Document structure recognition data
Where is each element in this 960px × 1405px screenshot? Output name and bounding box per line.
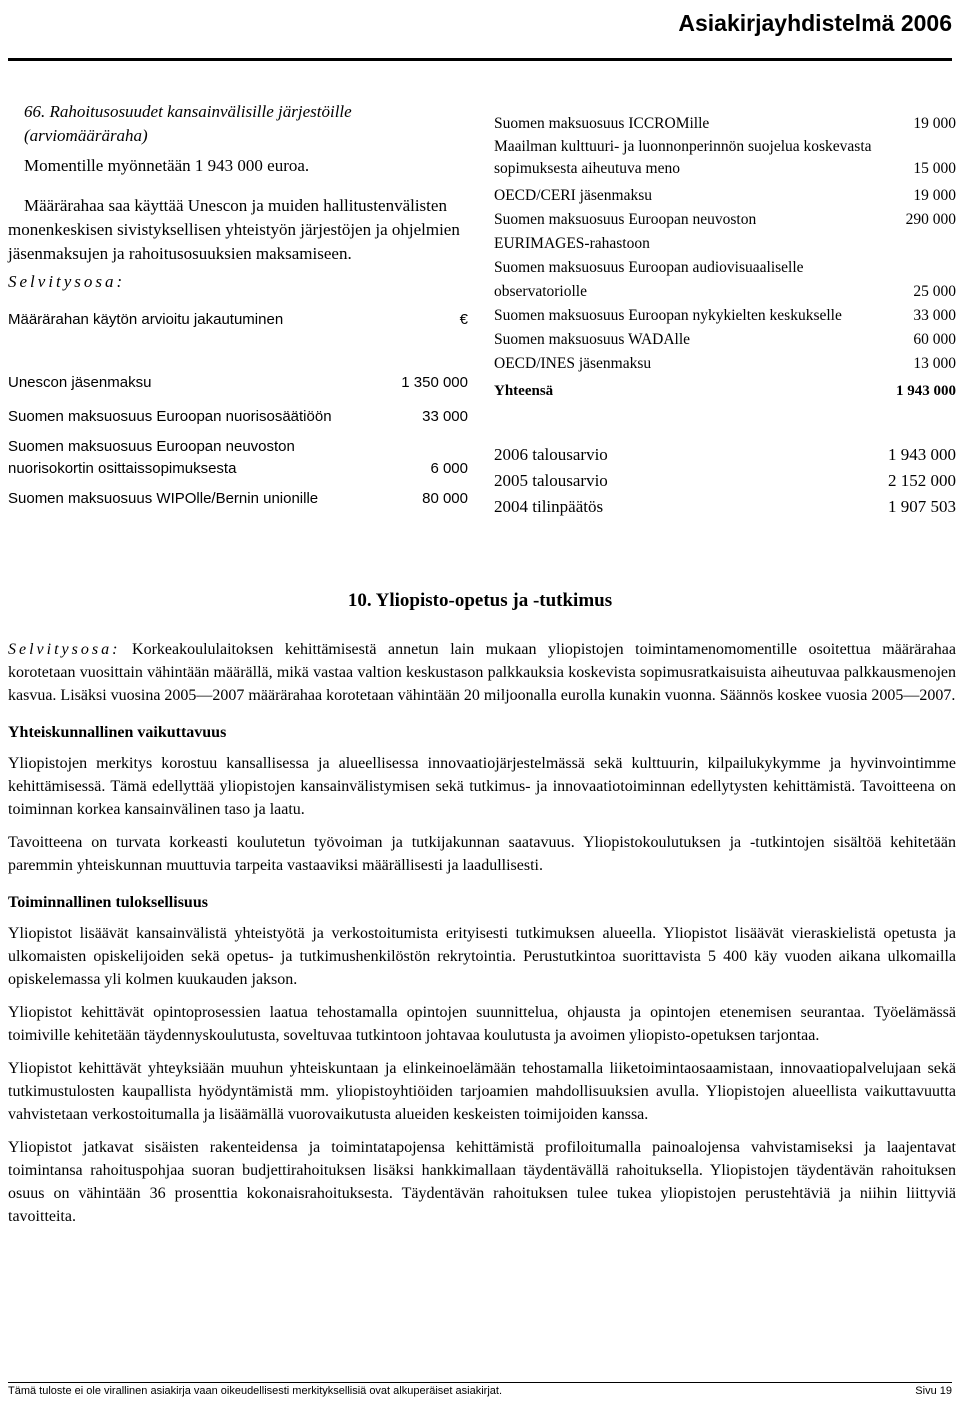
list-item: Maailman kulttuuri- ja luonnonperinnön suojelua koskevasta sopimuksesta aiheutuva meno 15 000: [494, 138, 956, 177]
table-title: Määrärahan käytön arvioitu jakautuminen: [8, 311, 284, 328]
paragraph: Yliopistot kehittävät opintoprosessien laatua tehostamalla opintojen suunnittelua, ohjausta ja opintojen etenemisen seurantaa. Työelämässä toimiville kehitetään täydennyskoulutusta, soveltuvaa tutkintoon johtavaa koulutusta ja avoimen yliopisto-opetuksen tarjontaa.: [8, 1004, 956, 1044]
list-item: Suomen maksuosuus ICCROMille 19 000: [494, 115, 956, 132]
selvitysosa-label: Selvitysosa:: [8, 272, 126, 291]
item-title: 66. Rahoitusosuudet kansainvälisille järjestöille (arviomääräraha): [24, 102, 352, 145]
table-title-row: [8, 308, 468, 332]
list-item: Suomen maksuosuus WIPOlle/Bernin unionille 80 000: [8, 490, 468, 507]
footer-rule: [8, 1382, 952, 1383]
momentti-text: Momentille myönnetään 1 943 000 euroa.: [24, 156, 310, 175]
list-item: Suomen maksuosuus Euroopan audiovisuaaliselle observatoriolle 25 000: [494, 259, 956, 300]
usage-text: Määrärahaa saa käyttää Unescon ja muiden hallitustenvälisten monenkeskisen sivistyksellisen yhteistyön järjestöjen ja ohjelmien jäsenmaksujen ja rahoitusosuuksien maksamiseen.: [8, 196, 460, 263]
list-item: OECD/INES jäsenmaksu 13 000: [494, 355, 956, 372]
list-item: 2005 talousarvio 2 152 000: [494, 471, 956, 490]
intro-paragraph: Selvitysosa: Korkeakoululaitoksen kehittämisestä annetun lain mukaan yliopistojen toimintamenomomentille osoitettua määrärahaa korotetaan vuosittain vähintään määrällä, mikä vastaa valtion keskustason palkkauksia koskevista sopimusratkaisuista aiheutuvaa palkkausmenojen kasvua. Lisäksi vuosina 2005—2007 määrärahaa korotetaan vähintään 20 miljoonalla eurolla kunakin vuonna. Säännös koskee vuosia 2005—2007.: [8, 641, 957, 704]
list-item: Suomen maksuosuus Euroopan nuorisosäätiöön 33 000: [8, 408, 468, 425]
paragraph: Yliopistojen merkitys korostuu kansallisessa ja alueellisessa innovaatiojärjestelmässä sekä kulttuurin, kilpailukykymme ja hyvinvointimme kehittämisessä. Tämä edellyttää yliopistojen kansainvälistymisen sekä tutkimus- ja innovaatiotoiminnan edellytysten kehittämistä. Tavoitteena on toiminnan korkea kansainvälinen taso ja laatu.: [8, 755, 956, 818]
document-header-title: Asiakirjayhdistelmä 2006: [678, 10, 952, 36]
footer-disclaimer: Tämä tuloste ei ole virallinen asiakirja vaan oikeudellisesti merkityksellisiä ovat alkuperäiset asiakirjat.: [8, 1385, 502, 1397]
total-row: Yhteensä 1 943 000: [494, 383, 956, 399]
list-item: 2006 talousarvio 1 943 000: [494, 445, 956, 464]
paragraph: Yliopistot jatkavat sisäisten rakenteidensa ja toimintatapojensa kehittämistä profiloitumalla painoalojensa vahvistamiseksi ja laajentavat toimintansa rahoituspohjaa suoran budjettirahoituksen lisäksi hankkimallaan täydentävällä rahoituksella. Yliopistojen täydentävän rahoituksen osuus on vähintään 36 prosenttia kokonaisrahoituksesta. Täydentävän rahoituksen tulee tukea yliopistojen perustehtäviä ja niihin liittyviä tavoitteita.: [8, 1139, 956, 1225]
list-item: Suomen maksuosuus Euroopan nykykielten keskukselle 33 000: [494, 307, 956, 324]
list-item: OECD/CERI jäsenmaksu 19 000: [494, 187, 956, 204]
list-item: 2004 tilinpäätös 1 907 503: [494, 497, 956, 516]
subheading: Yhteiskunnallinen vaikuttavuus: [8, 724, 227, 741]
paragraph: Tavoitteena on turvata korkeasti koulutetun työvoiman ja tutkijakunnan saatavuus. Yliopistokoulutuksen ja -tutkintojen sisältöä kehitetään paremmin yhteiskunnan muuttuvia tarpeita vastaaviksi määrällisesti ja laadullisesti.: [8, 834, 956, 874]
paragraph: Yliopistot lisäävät kansainvälistä yhteistyötä ja verkostoitumista erityisesti tutkimuksen alueella. Yliopistot lisäävät vieraskielistä opetusta ja ulkomaisten opiskelijoiden sekä opetus- ja tutkimushenkilöstön rekrytointia. Perustutkintoa suorittavista 5 400 käy vuoden aikana ulkomailla opiskelemassa yli kolmen kuukauden jakson.: [8, 925, 956, 988]
paragraph: Yliopistot kehittävät yhteyksiään muuhun yhteiskuntaan ja elinkeinoelämään tehostamalla liiketoimintaosaamistaan, innovaatiopalvelujaan sekä tutkimustulosten kaupallista hyödyntämistä mm. yliopistoyhtiöiden tarjoamien mahdollisuuksien avulla. Yliopistojen alueellista vaikuttavuutta vahvistetaan verkostoitumalla ja lisäämällä vuorovaikutusta alueiden keskeisten toimijoiden kanssa.: [8, 1060, 956, 1123]
footer: [8, 1385, 952, 1397]
section-body: [8, 638, 956, 1238]
header-rule: [8, 58, 952, 61]
list-item: Suomen maksuosuus Euroopan neuvoston nuorisokortin osittaissopimuksesta 6 000: [8, 438, 468, 477]
list-item: Suomen maksuosuus Euroopan neuvoston EURIMAGES-rahastoon 290 000: [494, 211, 956, 252]
subheading: Toiminnallinen tuloksellisuus: [8, 894, 208, 911]
left-column: [8, 100, 468, 510]
right-column: [494, 112, 956, 520]
allocation-list: [8, 372, 468, 510]
list-item: Suomen maksuosuus WADAlle 60 000: [494, 331, 956, 348]
list-item: Unescon jäsenmaksu 1 350 000: [8, 374, 468, 391]
page-number: Sivu 19: [915, 1385, 952, 1397]
section-title: 10. Yliopisto-opetus ja -tutkimus: [347, 590, 613, 611]
selvitysosa-label: Selvitysosa:: [8, 641, 121, 658]
currency-symbol: €: [459, 311, 468, 328]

▸ Work required: Return the lines of the data above in full and exactly, with no pictures.

▸ Solved problem:
Where is each element in this 960px × 1405px screenshot? Output name and bounding box per line.
list-item: Maailman kulttuuri- ja luonnonperinnön suojelua koskevasta sopimuksesta aiheutuva meno 15 000: [494, 138, 956, 177]
table-title: Määrärahan käytön arvioitu jakautuminen: [8, 311, 284, 328]
paragraph: Yliopistot kehittävät opintoprosessien laatua tehostamalla opintojen suunnittelua, ohjausta ja opintojen etenemisen seurantaa. Työelämässä toimiville kehitetään täydennyskoulutusta, soveltuvaa tutkintoon johtavaa koulutusta ja avoimen yliopisto-opetuksen tarjontaa.: [8, 1004, 956, 1044]
list-item: Suomen maksuosuus ICCROMille 19 000: [494, 115, 956, 132]
selvitysosa-label: Selvitysosa:: [8, 272, 126, 291]
item-title: 66. Rahoitusosuudet kansainvälisille järjestöille (arviomääräraha): [24, 102, 352, 145]
table-title-row: [8, 308, 468, 332]
list-item: Suomen maksuosuus WIPOlle/Bernin unionille 80 000: [8, 490, 468, 507]
footer-rule: [8, 1382, 952, 1383]
momentti-text: Momentille myönnetään 1 943 000 euroa.: [24, 156, 310, 175]
list-item: Suomen maksuosuus Euroopan audiovisuaaliselle observatoriolle 25 000: [494, 259, 956, 300]
usage-text: Määrärahaa saa käyttää Unescon ja muiden hallitustenvälisten monenkeskisen sivistyksellisen yhteistyön järjestöjen ja ohjelmien jäsenmaksujen ja rahoitusosuuksien maksamiseen.: [8, 196, 460, 263]
list-item: OECD/INES jäsenmaksu 13 000: [494, 355, 956, 372]
list-item: 2005 talousarvio 2 152 000: [494, 471, 956, 490]
intro-paragraph: Selvitysosa: Korkeakoululaitoksen kehittämisestä annetun lain mukaan yliopistojen toimintamenomomentille osoitettua määrärahaa korotetaan vuosittain vähintään määrällä, mikä vastaa valtion keskustason palkkauksia koskevista sopimusratkaisuista aiheutuvaa palkkausmenojen kasvua. Lisäksi vuosina 2005—2007 määrärahaa korotetaan vähintään 20 miljoonalla eurolla kunakin vuonna. Säännös koskee vuosia 2005—2007.: [8, 641, 957, 704]
list-item: Suomen maksuosuus Euroopan nuorisosäätiöön 33 000: [8, 408, 468, 425]
paragraph: Yliopistojen merkitys korostuu kansallisessa ja alueellisessa innovaatiojärjestelmässä sekä kulttuurin, kilpailukykymme ja hyvinvointimme kehittämisessä. Tämä edellyttää yliopistojen kansainvälistymisen sekä tutkimus- ja innovaatiotoiminnan edellytysten kehittämistä. Tavoitteena on toiminnan korkea kansainvälinen taso ja laatu.: [8, 755, 956, 818]
document-header-title: Asiakirjayhdistelmä 2006: [678, 10, 952, 36]
footer-disclaimer: Tämä tuloste ei ole virallinen asiakirja vaan oikeudellisesti merkityksellisiä ovat alkuperäiset asiakirjat.: [8, 1385, 502, 1397]
total-row: Yhteensä 1 943 000: [494, 383, 956, 399]
list-item: 2006 talousarvio 1 943 000: [494, 445, 956, 464]
paragraph: Yliopistot jatkavat sisäisten rakenteidensa ja toimintatapojensa kehittämistä profiloitumalla painoalojensa vahvistamiseksi ja laajentavat toimintansa rahoituspohjaa suoran budjettirahoituksen lisäksi hankkimallaan täydentävällä rahoituksella. Yliopistojen täydentävän rahoituksen osuus on vähintään 36 prosenttia kokonaisrahoituksesta. Täydentävän rahoituksen tulee tukea yliopistojen perustehtäviä ja niihin liittyviä tavoitteita.: [8, 1139, 956, 1225]
list-item: Suomen maksuosuus Euroopan nykykielten keskukselle 33 000: [494, 307, 956, 324]
list-item: OECD/CERI jäsenmaksu 19 000: [494, 187, 956, 204]
list-item: 2004 tilinpäätös 1 907 503: [494, 497, 956, 516]
subheading: Yhteiskunnallinen vaikuttavuus: [8, 724, 227, 741]
paragraph: Tavoitteena on turvata korkeasti koulutetun työvoiman ja tutkijakunnan saatavuus. Yliopistokoulutuksen ja -tutkintojen sisältöä kehitetään paremmin yhteiskunnan muuttuvia tarpeita vastaaviksi määrällisesti ja laadullisesti.: [8, 834, 956, 874]
paragraph: Yliopistot lisäävät kansainvälistä yhteistyötä ja verkostoitumista erityisesti tutkimuksen alueella. Yliopistot lisäävät vieraskielistä opetusta ja ulkomaisten opiskelijoiden sekä opetus- ja tutkimushenkilöstön rekrytointia. Perustutkintoa suorittavista 5 400 käy vuoden aikana ulkomailla opiskelemassa yli kolmen kuukauden jakson.: [8, 925, 956, 988]
paragraph: Yliopistot kehittävät yhteyksiään muuhun yhteiskuntaan ja elinkeinoelämään tehostamalla liiketoimintaosaamistaan, innovaatiopalvelujaan sekä tutkimustulosten kaupallista hyödyntämistä mm. yliopistoyhtiöiden tarjoamien mahdollisuuksien avulla. Yliopistojen alueellista vaikuttavuutta vahvistetaan verkostoitumalla ja lisäämällä vuorovaikutusta alueiden keskeisten toimijoiden kanssa.: [8, 1060, 956, 1123]
footer: [8, 1385, 952, 1397]
section-body: [8, 638, 956, 1238]
header-rule: [8, 58, 952, 61]
list-item: Suomen maksuosuus Euroopan neuvoston nuorisokortin osittaissopimuksesta 6 000: [8, 438, 468, 477]
list-item: Suomen maksuosuus Euroopan neuvoston EURIMAGES-rahastoon 290 000: [494, 211, 956, 252]
subheading: Toiminnallinen tuloksellisuus: [8, 894, 208, 911]
left-column: [8, 100, 468, 510]
right-column: [494, 112, 956, 520]
allocation-list: [8, 372, 468, 510]
list-item: Suomen maksuosuus WADAlle 60 000: [494, 331, 956, 348]
list-item: Unescon jäsenmaksu 1 350 000: [8, 374, 468, 391]
page-number: Sivu 19: [915, 1385, 952, 1397]
section-title: 10. Yliopisto-opetus ja -tutkimus: [347, 590, 613, 611]
selvitysosa-label: Selvitysosa:: [8, 641, 121, 658]
currency-symbol: €: [459, 311, 468, 328]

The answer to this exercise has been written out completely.